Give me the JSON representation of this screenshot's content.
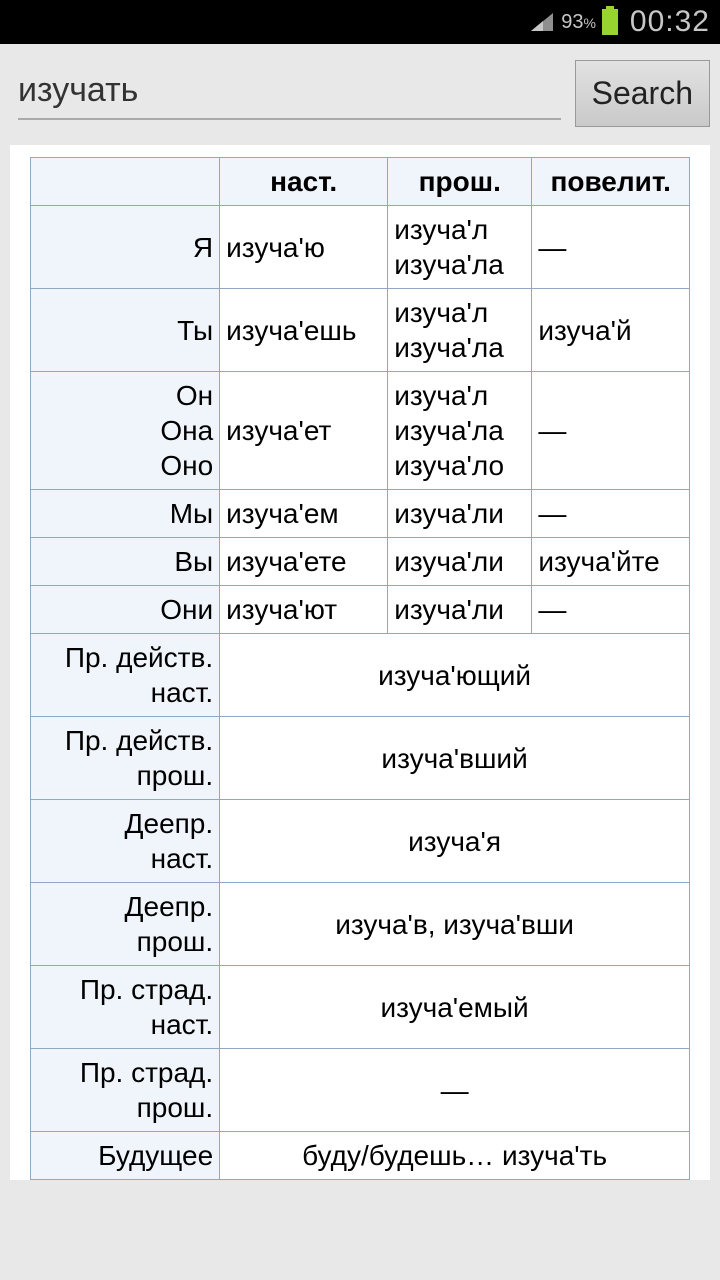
{
  "status": {
    "battery_pct": "93",
    "battery_pct_suffix": "%",
    "time": "00:32"
  },
  "search": {
    "value": "изучать",
    "button": "Search"
  },
  "headers": {
    "c1": "",
    "c2": "наст.",
    "c3": "прош.",
    "c4": "повелит."
  },
  "rows": [
    {
      "pronoun": "Я",
      "present": "изуча'ю",
      "past": "изуча'л\nизуча'ла",
      "imperative": "—"
    },
    {
      "pronoun": "Ты",
      "present": "изуча'ешь",
      "past": "изуча'л\nизуча'ла",
      "imperative": "изуча'й"
    },
    {
      "pronoun": "Он\nОна\nОно",
      "present": "изуча'ет",
      "past": "изуча'л\nизуча'ла\nизуча'ло",
      "imperative": "—"
    },
    {
      "pronoun": "Мы",
      "present": "изуча'ем",
      "past": "изуча'ли",
      "imperative": "—"
    },
    {
      "pronoun": "Вы",
      "present": "изуча'ете",
      "past": "изуча'ли",
      "imperative": "изуча'йте"
    },
    {
      "pronoun": "Они",
      "present": "изуча'ют",
      "past": "изуча'ли",
      "imperative": "—"
    }
  ],
  "forms": [
    {
      "label": "Пр. действ.\nнаст.",
      "value": "изуча'ющий"
    },
    {
      "label": "Пр. действ.\nпрош.",
      "value": "изуча'вший"
    },
    {
      "label": "Деепр.\nнаст.",
      "value": "изуча'я"
    },
    {
      "label": "Деепр.\nпрош.",
      "value": "изуча'в, изуча'вши"
    },
    {
      "label": "Пр. страд.\nнаст.",
      "value": "изуча'емый"
    },
    {
      "label": "Пр. страд.\nпрош.",
      "value": "—"
    },
    {
      "label": "Будущее",
      "value": "буду/будешь… изуча'ть"
    }
  ]
}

■ ■ ■

● EXERCISE AIM
Only lines with "nнаст" are wanted here; list each of them.

● FINAL RESULT
      "label": "Пр. действ.\nнаст.",
      "label": "Деепр.\nнаст.",
      "label": "Пр. страд.\nнаст.",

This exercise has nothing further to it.